Write out all the entries word for word and omit any pictures.

───── Available records

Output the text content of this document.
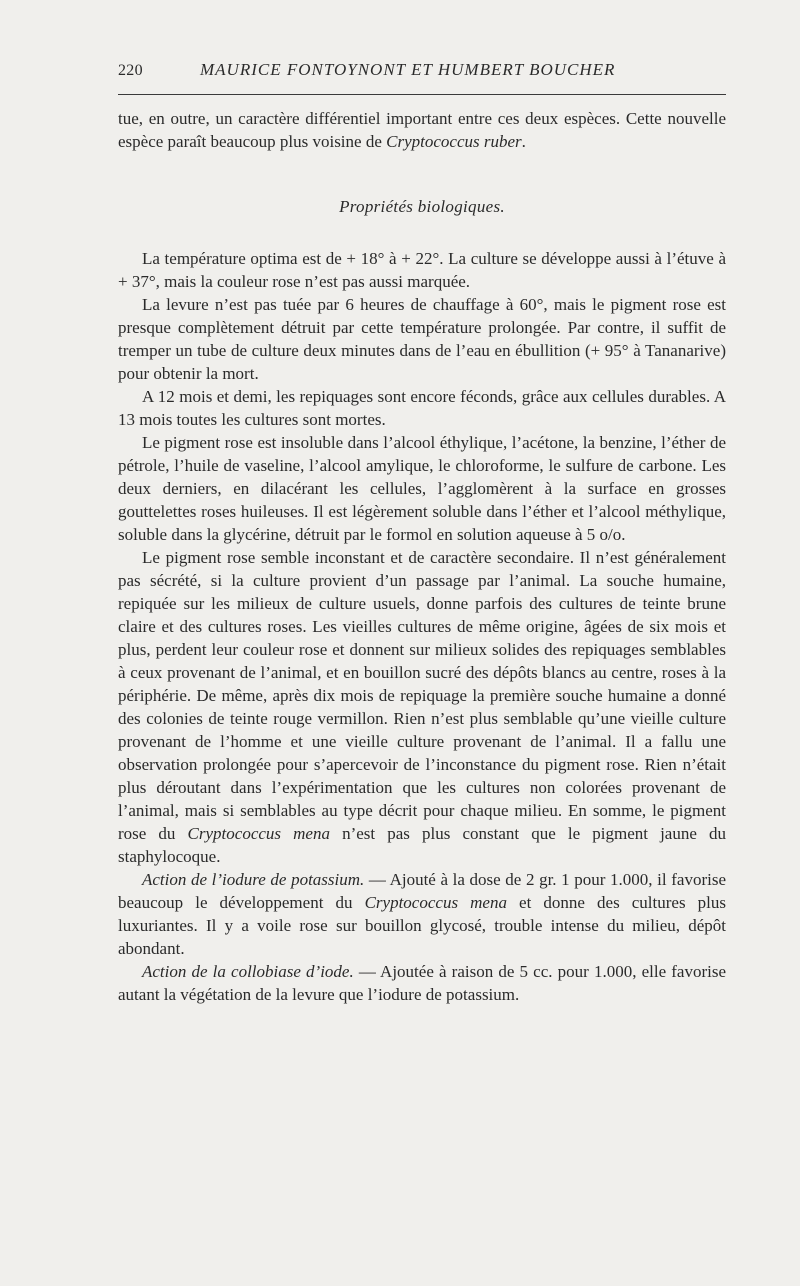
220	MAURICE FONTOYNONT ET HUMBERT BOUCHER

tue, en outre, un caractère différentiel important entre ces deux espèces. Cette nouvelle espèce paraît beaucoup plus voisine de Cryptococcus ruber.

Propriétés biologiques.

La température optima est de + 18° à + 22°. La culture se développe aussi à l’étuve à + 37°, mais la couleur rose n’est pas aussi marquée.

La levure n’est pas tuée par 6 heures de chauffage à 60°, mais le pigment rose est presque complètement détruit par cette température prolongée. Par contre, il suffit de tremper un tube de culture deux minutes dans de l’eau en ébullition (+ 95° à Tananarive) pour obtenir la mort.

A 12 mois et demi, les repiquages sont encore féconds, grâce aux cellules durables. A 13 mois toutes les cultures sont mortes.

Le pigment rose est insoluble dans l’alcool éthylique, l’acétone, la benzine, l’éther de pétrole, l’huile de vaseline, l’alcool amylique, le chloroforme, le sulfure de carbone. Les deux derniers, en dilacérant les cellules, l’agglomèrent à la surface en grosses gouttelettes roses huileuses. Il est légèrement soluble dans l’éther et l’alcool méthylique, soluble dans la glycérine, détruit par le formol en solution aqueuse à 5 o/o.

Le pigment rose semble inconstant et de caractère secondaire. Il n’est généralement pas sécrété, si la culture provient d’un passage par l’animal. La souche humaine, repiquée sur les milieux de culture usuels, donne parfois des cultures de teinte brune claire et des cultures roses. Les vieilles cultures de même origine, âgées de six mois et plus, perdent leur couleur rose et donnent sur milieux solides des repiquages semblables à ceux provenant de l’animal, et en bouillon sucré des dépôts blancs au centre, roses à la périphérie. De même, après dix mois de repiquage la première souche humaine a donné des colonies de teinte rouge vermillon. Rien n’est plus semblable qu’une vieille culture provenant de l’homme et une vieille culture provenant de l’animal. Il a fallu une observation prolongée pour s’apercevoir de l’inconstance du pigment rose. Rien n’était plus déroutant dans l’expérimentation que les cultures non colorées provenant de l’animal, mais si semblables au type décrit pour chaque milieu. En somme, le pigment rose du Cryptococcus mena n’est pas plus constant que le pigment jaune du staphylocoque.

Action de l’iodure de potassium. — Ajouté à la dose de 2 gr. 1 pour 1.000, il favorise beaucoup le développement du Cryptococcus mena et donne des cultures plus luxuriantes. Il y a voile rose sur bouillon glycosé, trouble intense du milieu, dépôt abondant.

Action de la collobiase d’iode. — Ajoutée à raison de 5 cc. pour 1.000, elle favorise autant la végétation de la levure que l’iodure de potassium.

──────────

Output of the exercise:
Output the text content of this document.
220	MAURICE FONTOYNONT ET HUMBERT BOUCHER

tue, en outre, un caractère différentiel important entre ces deux espèces. Cette nouvelle espèce paraît beaucoup plus voisine de Cryptococcus ruber.

Propriétés biologiques.

La température optima est de + 18° à + 22°. La culture se développe aussi à l’étuve à + 37°, mais la couleur rose n’est pas aussi marquée.

La levure n’est pas tuée par 6 heures de chauffage à 60°, mais le pigment rose est presque complètement détruit par cette température prolongée. Par contre, il suffit de tremper un tube de culture deux minutes dans de l’eau en ébullition (+ 95° à Tananarive) pour obtenir la mort.

A 12 mois et demi, les repiquages sont encore féconds, grâce aux cellules durables. A 13 mois toutes les cultures sont mortes.

Le pigment rose est insoluble dans l’alcool éthylique, l’acétone, la benzine, l’éther de pétrole, l’huile de vaseline, l’alcool amylique, le chloroforme, le sulfure de carbone. Les deux derniers, en dilacérant les cellules, l’agglomèrent à la surface en grosses gouttelettes roses huileuses. Il est légèrement soluble dans l’éther et l’alcool méthylique, soluble dans la glycérine, détruit par le formol en solution aqueuse à 5 o/o.

Le pigment rose semble inconstant et de caractère secondaire. Il n’est généralement pas sécrété, si la culture provient d’un passage par l’animal. La souche humaine, repiquée sur les milieux de culture usuels, donne parfois des cultures de teinte brune claire et des cultures roses. Les vieilles cultures de même origine, âgées de six mois et plus, perdent leur couleur rose et donnent sur milieux solides des repiquages semblables à ceux provenant de l’animal, et en bouillon sucré des dépôts blancs au centre, roses à la périphérie. De même, après dix mois de repiquage la première souche humaine a donné des colonies de teinte rouge vermillon. Rien n’est plus semblable qu’une vieille culture provenant de l’homme et une vieille culture provenant de l’animal. Il a fallu une observation prolongée pour s’apercevoir de l’inconstance du pigment rose. Rien n’était plus déroutant dans l’expérimentation que les cultures non colorées provenant de l’animal, mais si semblables au type décrit pour chaque milieu. En somme, le pigment rose du Cryptococcus mena n’est pas plus constant que le pigment jaune du staphylocoque.

Action de l’iodure de potassium. — Ajouté à la dose de 2 gr. 1 pour 1.000, il favorise beaucoup le développement du Cryptococcus mena et donne des cultures plus luxuriantes. Il y a voile rose sur bouillon glycosé, trouble intense du milieu, dépôt abondant.

Action de la collobiase d’iode. — Ajoutée à raison de 5 cc. pour 1.000, elle favorise autant la végétation de la levure que l’iodure de potassium.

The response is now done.